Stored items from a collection
▼▼▼

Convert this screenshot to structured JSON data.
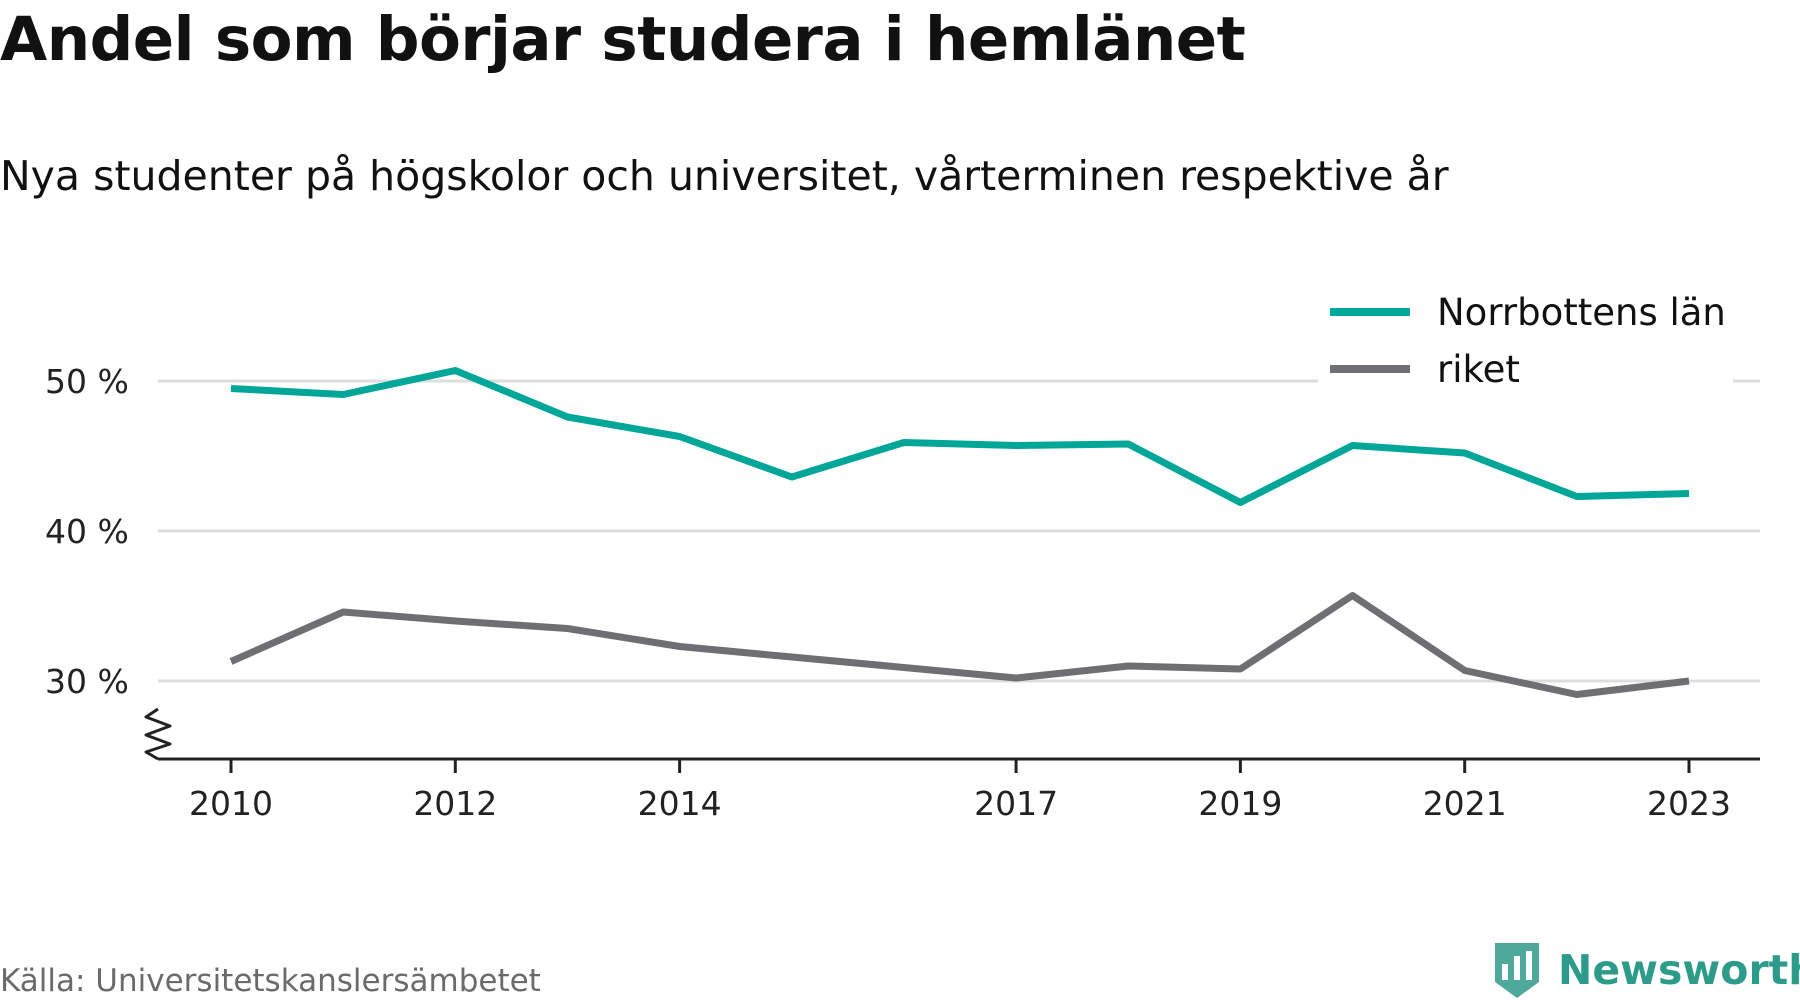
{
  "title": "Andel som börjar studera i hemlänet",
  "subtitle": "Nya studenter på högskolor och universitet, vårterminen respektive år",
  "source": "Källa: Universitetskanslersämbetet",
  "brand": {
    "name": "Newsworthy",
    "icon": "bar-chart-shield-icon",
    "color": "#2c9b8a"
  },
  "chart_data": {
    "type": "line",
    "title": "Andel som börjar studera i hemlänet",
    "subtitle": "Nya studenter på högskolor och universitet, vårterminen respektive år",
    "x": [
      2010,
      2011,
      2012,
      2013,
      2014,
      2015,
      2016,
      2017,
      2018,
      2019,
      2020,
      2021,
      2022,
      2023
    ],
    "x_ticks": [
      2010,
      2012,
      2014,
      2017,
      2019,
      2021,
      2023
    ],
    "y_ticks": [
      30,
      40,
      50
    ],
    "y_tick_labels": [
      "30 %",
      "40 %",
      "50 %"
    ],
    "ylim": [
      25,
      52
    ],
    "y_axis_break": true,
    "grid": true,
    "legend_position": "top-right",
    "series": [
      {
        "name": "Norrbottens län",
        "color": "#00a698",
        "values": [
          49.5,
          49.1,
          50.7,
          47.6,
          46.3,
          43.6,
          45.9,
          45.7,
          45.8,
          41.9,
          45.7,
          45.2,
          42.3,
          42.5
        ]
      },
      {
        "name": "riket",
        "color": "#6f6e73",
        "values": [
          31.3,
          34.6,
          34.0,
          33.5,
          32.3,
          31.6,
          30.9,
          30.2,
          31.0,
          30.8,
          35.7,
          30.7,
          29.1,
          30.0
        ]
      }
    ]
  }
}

▲▲▲

▶ [Given task]
Word for word, quote the lines above. Omit the pictures.

▶ [Output]
Convert this screenshot to structured JSON data.
{
  "title": "Andel som börjar studera i hemlänet",
  "subtitle": "Nya studenter på högskolor och universitet, vårterminen respektive år",
  "source": "Källa: Universitetskanslersämbetet",
  "brand": {
    "name": "Newsworthy",
    "icon": "bar-chart-shield-icon",
    "color": "#2c9b8a"
  },
  "chart_data": {
    "type": "line",
    "title": "Andel som börjar studera i hemlänet",
    "subtitle": "Nya studenter på högskolor och universitet, vårterminen respektive år",
    "x": [
      2010,
      2011,
      2012,
      2013,
      2014,
      2015,
      2016,
      2017,
      2018,
      2019,
      2020,
      2021,
      2022,
      2023
    ],
    "x_ticks": [
      2010,
      2012,
      2014,
      2017,
      2019,
      2021,
      2023
    ],
    "y_ticks": [
      30,
      40,
      50
    ],
    "y_tick_labels": [
      "30 %",
      "40 %",
      "50 %"
    ],
    "ylim": [
      25,
      52
    ],
    "y_axis_break": true,
    "grid": true,
    "legend_position": "top-right",
    "series": [
      {
        "name": "Norrbottens län",
        "color": "#00a698",
        "values": [
          49.5,
          49.1,
          50.7,
          47.6,
          46.3,
          43.6,
          45.9,
          45.7,
          45.8,
          41.9,
          45.7,
          45.2,
          42.3,
          42.5
        ]
      },
      {
        "name": "riket",
        "color": "#6f6e73",
        "values": [
          31.3,
          34.6,
          34.0,
          33.5,
          32.3,
          31.6,
          30.9,
          30.2,
          31.0,
          30.8,
          35.7,
          30.7,
          29.1,
          30.0
        ]
      }
    ]
  }
}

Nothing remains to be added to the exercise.